▶ _What you need to do_
Transcribe all of the material below word for word and leave out its pictures.

::::::

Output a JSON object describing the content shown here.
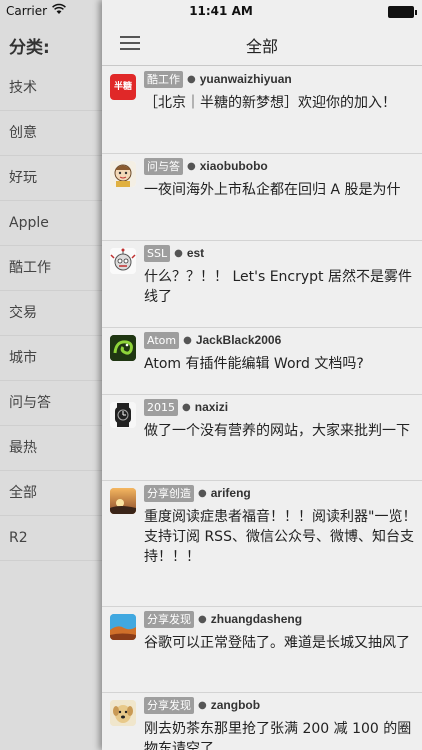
{
  "status_bar": {
    "carrier": "Carrier",
    "time": "11:41 AM"
  },
  "sidebar": {
    "title": "分类:",
    "items": [
      {
        "label": "技术"
      },
      {
        "label": "创意"
      },
      {
        "label": "好玩"
      },
      {
        "label": "Apple"
      },
      {
        "label": "酷工作"
      },
      {
        "label": "交易"
      },
      {
        "label": "城市"
      },
      {
        "label": "问与答"
      },
      {
        "label": "最热"
      },
      {
        "label": "全部"
      },
      {
        "label": "R2"
      }
    ]
  },
  "navbar": {
    "title": "全部"
  },
  "topics": [
    {
      "node": "酷工作",
      "user": "yuanwaizhiyuan",
      "title": "［北京｜半糖的新梦想］欢迎你的加入！",
      "avatar_icon": "bantang-logo-icon",
      "avatar_text": "半糖"
    },
    {
      "node": "问与答",
      "user": "xiaobubobo",
      "title": "一夜间海外上市私企都在回归 A 股是为什",
      "avatar_icon": "cartoon-avatar-icon"
    },
    {
      "node": "SSL",
      "user": "est",
      "title": "什么？？！！ Let's Encrypt 居然不是雾件线了",
      "avatar_icon": "robot-avatar-icon"
    },
    {
      "node": "Atom",
      "user": "JackBlack2006",
      "title": "Atom 有插件能编辑 Word 文档吗?",
      "avatar_icon": "chameleon-avatar-icon"
    },
    {
      "node": "2015",
      "user": "naxizi",
      "title": "做了一个没有营养的网站，大家来批判一下",
      "avatar_icon": "watch-avatar-icon"
    },
    {
      "node": "分享创造",
      "user": "arifeng",
      "title": "重度阅读症患者福音！！！阅读利器\"一览！支持订阅 RSS、微信公众号、微博、知台支持！！！",
      "avatar_icon": "sunset-avatar-icon"
    },
    {
      "node": "分享发现",
      "user": "zhuangdasheng",
      "title": "谷歌可以正常登陆了。难道是长城又抽风了",
      "avatar_icon": "landscape-avatar-icon"
    },
    {
      "node": "分享发现",
      "user": "zangbob",
      "title": "刚去奶茶东那里抢了张满 200 减 100 的圈物东请空了",
      "avatar_icon": "dog-avatar-icon"
    }
  ]
}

::::::

▶ _Answer_
Output a JSON object describing the content shown here.
{
  "status_bar": {
    "carrier": "Carrier",
    "time": "11:41 AM"
  },
  "sidebar": {
    "title": "分类:",
    "items": [
      {
        "label": "技术"
      },
      {
        "label": "创意"
      },
      {
        "label": "好玩"
      },
      {
        "label": "Apple"
      },
      {
        "label": "酷工作"
      },
      {
        "label": "交易"
      },
      {
        "label": "城市"
      },
      {
        "label": "问与答"
      },
      {
        "label": "最热"
      },
      {
        "label": "全部"
      },
      {
        "label": "R2"
      }
    ]
  },
  "navbar": {
    "title": "全部"
  },
  "topics": [
    {
      "node": "酷工作",
      "user": "yuanwaizhiyuan",
      "title": "［北京｜半糖的新梦想］欢迎你的加入！",
      "avatar_icon": "bantang-logo-icon",
      "avatar_text": "半糖"
    },
    {
      "node": "问与答",
      "user": "xiaobubobo",
      "title": "一夜间海外上市私企都在回归 A 股是为什",
      "avatar_icon": "cartoon-avatar-icon"
    },
    {
      "node": "SSL",
      "user": "est",
      "title": "什么？？！！ Let's Encrypt 居然不是雾件线了",
      "avatar_icon": "robot-avatar-icon"
    },
    {
      "node": "Atom",
      "user": "JackBlack2006",
      "title": "Atom 有插件能编辑 Word 文档吗?",
      "avatar_icon": "chameleon-avatar-icon"
    },
    {
      "node": "2015",
      "user": "naxizi",
      "title": "做了一个没有营养的网站，大家来批判一下",
      "avatar_icon": "watch-avatar-icon"
    },
    {
      "node": "分享创造",
      "user": "arifeng",
      "title": "重度阅读症患者福音！！！阅读利器\"一览！支持订阅 RSS、微信公众号、微博、知台支持！！！",
      "avatar_icon": "sunset-avatar-icon"
    },
    {
      "node": "分享发现",
      "user": "zhuangdasheng",
      "title": "谷歌可以正常登陆了。难道是长城又抽风了",
      "avatar_icon": "landscape-avatar-icon"
    },
    {
      "node": "分享发现",
      "user": "zangbob",
      "title": "刚去奶茶东那里抢了张满 200 减 100 的圈物东请空了",
      "avatar_icon": "dog-avatar-icon"
    }
  ]
}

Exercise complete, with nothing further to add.